--- START ---
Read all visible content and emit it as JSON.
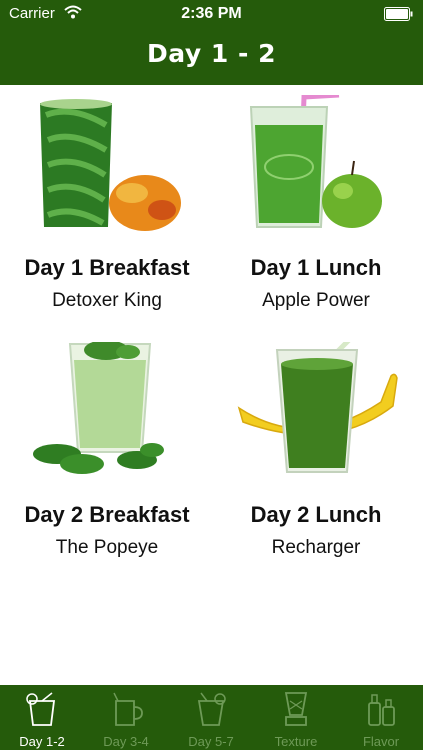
{
  "status_bar": {
    "carrier": "Carrier",
    "time": "2:36 PM"
  },
  "nav": {
    "title": "Day 1 - 2"
  },
  "cards": [
    {
      "day": "Day 1 Breakfast",
      "name": "Detoxer King"
    },
    {
      "day": "Day 1 Lunch",
      "name": "Apple Power"
    },
    {
      "day": "Day 2 Breakfast",
      "name": "The Popeye"
    },
    {
      "day": "Day 2 Lunch",
      "name": "Recharger"
    }
  ],
  "tabs": [
    {
      "label": "Day 1-2",
      "icon": "cocktail-glass-icon",
      "active": true
    },
    {
      "label": "Day 3-4",
      "icon": "mug-icon",
      "active": false
    },
    {
      "label": "Day 5-7",
      "icon": "cocktail-glass-icon",
      "active": false
    },
    {
      "label": "Texture",
      "icon": "blender-icon",
      "active": false
    },
    {
      "label": "Flavor",
      "icon": "bottles-icon",
      "active": false
    }
  ],
  "colors": {
    "bar": "#255b0b",
    "inactive_tab": "#6e9a57",
    "active_tab": "#ffffff"
  }
}
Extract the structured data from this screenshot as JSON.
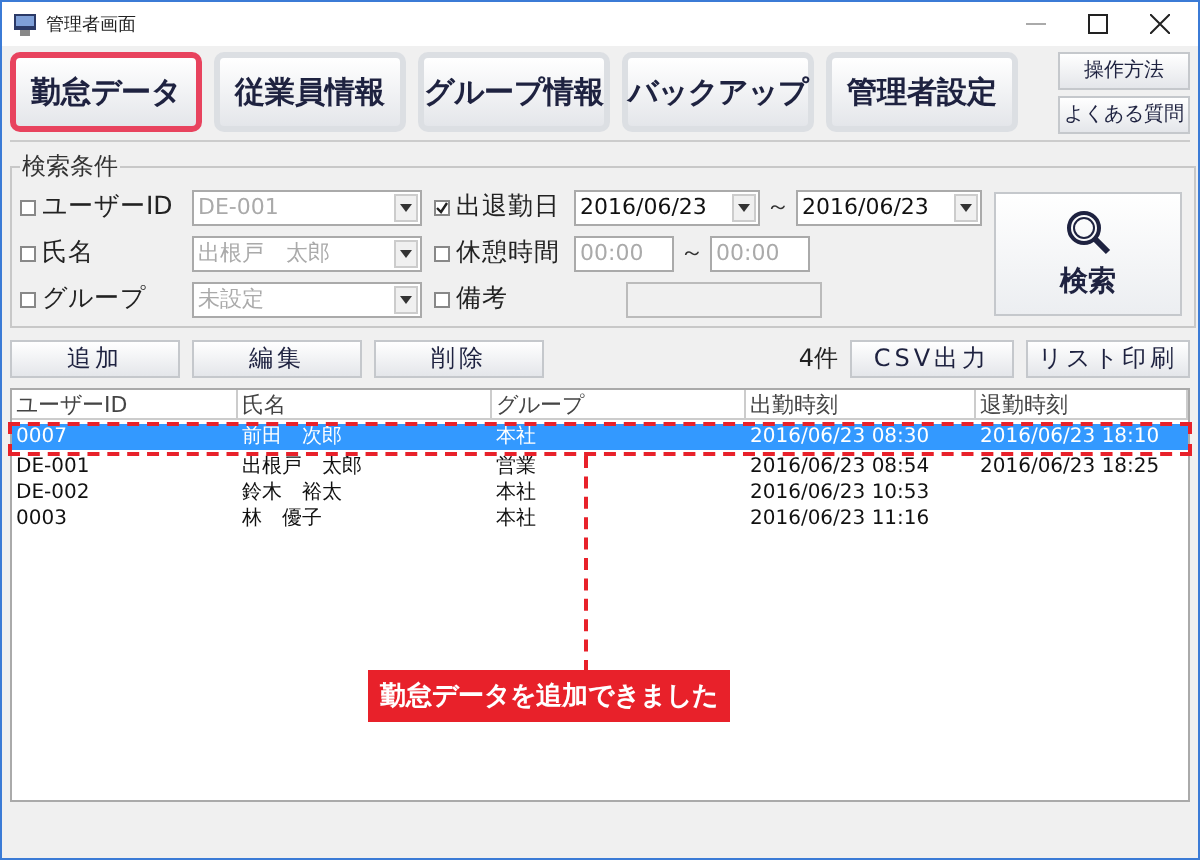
{
  "window": {
    "title": "管理者画面"
  },
  "nav": {
    "tabs": [
      {
        "label": "勤怠データ",
        "selected": true
      },
      {
        "label": "従業員情報",
        "selected": false
      },
      {
        "label": "グループ情報",
        "selected": false
      },
      {
        "label": "バックアップ",
        "selected": false
      },
      {
        "label": "管理者設定",
        "selected": false
      }
    ],
    "side_buttons": [
      "操作方法",
      "よくある質問"
    ]
  },
  "search": {
    "title": "検索条件",
    "left_fields": [
      {
        "kind": "combo",
        "label": "ユーザーID",
        "checked": false,
        "value": "DE-001"
      },
      {
        "kind": "combo",
        "label": "氏名",
        "checked": false,
        "value": "出根戸　太郎"
      },
      {
        "kind": "combo",
        "label": "グループ",
        "checked": false,
        "value": "未設定"
      }
    ],
    "right_fields": [
      {
        "kind": "date_range",
        "label": "出退勤日",
        "checked": true,
        "from": "2016/06/23",
        "separator": "～",
        "to": "2016/06/23"
      },
      {
        "kind": "time_range",
        "label": "休憩時間",
        "checked": false,
        "from": "00:00",
        "separator": "～",
        "to": "00:00"
      },
      {
        "kind": "text",
        "label": "備考",
        "checked": false
      }
    ],
    "search_button": "検索"
  },
  "actions": {
    "buttons": [
      "追加",
      "編集",
      "削除"
    ],
    "count": "4件",
    "export_buttons": [
      "CSV出力",
      "リスト印刷"
    ]
  },
  "table": {
    "columns": [
      "ユーザーID",
      "氏名",
      "グループ",
      "出勤時刻",
      "退勤時刻"
    ],
    "rows": [
      {
        "selected": true,
        "cells": [
          "0007",
          "前田　次郎",
          "本社",
          "2016/06/23 08:30",
          "2016/06/23 18:10"
        ]
      },
      {
        "selected": false,
        "cells": [
          "DE-001",
          "出根戸　太郎",
          "営業",
          "2016/06/23 08:54",
          "2016/06/23 18:25"
        ]
      },
      {
        "selected": false,
        "cells": [
          "DE-002",
          "鈴木　裕太",
          "本社",
          "2016/06/23 10:53",
          ""
        ]
      },
      {
        "selected": false,
        "cells": [
          "0003",
          "林　優子",
          "本社",
          "2016/06/23 11:16",
          ""
        ]
      }
    ]
  },
  "annotation": {
    "text": "勤怠データを追加できました"
  }
}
--- END ---
Will you restate every entry word for word and omit the images?

» **Solution to the exercise**:
Read all visible content and emit it as JSON.
{
  "status_bar": {
    "carrier": "Carrier",
    "time": "2:36 PM"
  },
  "nav": {
    "title": "Day 1 - 2"
  },
  "cards": [
    {
      "day": "Day 1 Breakfast",
      "name": "Detoxer King"
    },
    {
      "day": "Day 1 Lunch",
      "name": "Apple Power"
    },
    {
      "day": "Day 2 Breakfast",
      "name": "The Popeye"
    },
    {
      "day": "Day 2 Lunch",
      "name": "Recharger"
    }
  ],
  "tabs": [
    {
      "label": "Day 1-2",
      "icon": "cocktail-glass-icon",
      "active": true
    },
    {
      "label": "Day 3-4",
      "icon": "mug-icon",
      "active": false
    },
    {
      "label": "Day 5-7",
      "icon": "cocktail-glass-icon",
      "active": false
    },
    {
      "label": "Texture",
      "icon": "blender-icon",
      "active": false
    },
    {
      "label": "Flavor",
      "icon": "bottles-icon",
      "active": false
    }
  ],
  "colors": {
    "bar": "#255b0b",
    "inactive_tab": "#6e9a57",
    "active_tab": "#ffffff"
  }
}
Extract the structured data from this screenshot as JSON.
{
  "window": {
    "title": "管理者画面"
  },
  "nav": {
    "tabs": [
      {
        "label": "勤怠データ",
        "selected": true
      },
      {
        "label": "従業員情報",
        "selected": false
      },
      {
        "label": "グループ情報",
        "selected": false
      },
      {
        "label": "バックアップ",
        "selected": false
      },
      {
        "label": "管理者設定",
        "selected": false
      }
    ],
    "side_buttons": [
      "操作方法",
      "よくある質問"
    ]
  },
  "search": {
    "title": "検索条件",
    "left_fields": [
      {
        "kind": "combo",
        "label": "ユーザーID",
        "checked": false,
        "value": "DE-001"
      },
      {
        "kind": "combo",
        "label": "氏名",
        "checked": false,
        "value": "出根戸　太郎"
      },
      {
        "kind": "combo",
        "label": "グループ",
        "checked": false,
        "value": "未設定"
      }
    ],
    "right_fields": [
      {
        "kind": "date_range",
        "label": "出退勤日",
        "checked": true,
        "from": "2016/06/23",
        "separator": "～",
        "to": "2016/06/23"
      },
      {
        "kind": "time_range",
        "label": "休憩時間",
        "checked": false,
        "from": "00:00",
        "separator": "～",
        "to": "00:00"
      },
      {
        "kind": "text",
        "label": "備考",
        "checked": false
      }
    ],
    "search_button": "検索"
  },
  "actions": {
    "buttons": [
      "追加",
      "編集",
      "削除"
    ],
    "count": "4件",
    "export_buttons": [
      "CSV出力",
      "リスト印刷"
    ]
  },
  "table": {
    "columns": [
      "ユーザーID",
      "氏名",
      "グループ",
      "出勤時刻",
      "退勤時刻"
    ],
    "rows": [
      {
        "selected": true,
        "cells": [
          "0007",
          "前田　次郎",
          "本社",
          "2016/06/23 08:30",
          "2016/06/23 18:10"
        ]
      },
      {
        "selected": false,
        "cells": [
          "DE-001",
          "出根戸　太郎",
          "営業",
          "2016/06/23 08:54",
          "2016/06/23 18:25"
        ]
      },
      {
        "selected": false,
        "cells": [
          "DE-002",
          "鈴木　裕太",
          "本社",
          "2016/06/23 10:53",
          ""
        ]
      },
      {
        "selected": false,
        "cells": [
          "0003",
          "林　優子",
          "本社",
          "2016/06/23 11:16",
          ""
        ]
      }
    ]
  },
  "annotation": {
    "text": "勤怠データを追加できました"
  }
}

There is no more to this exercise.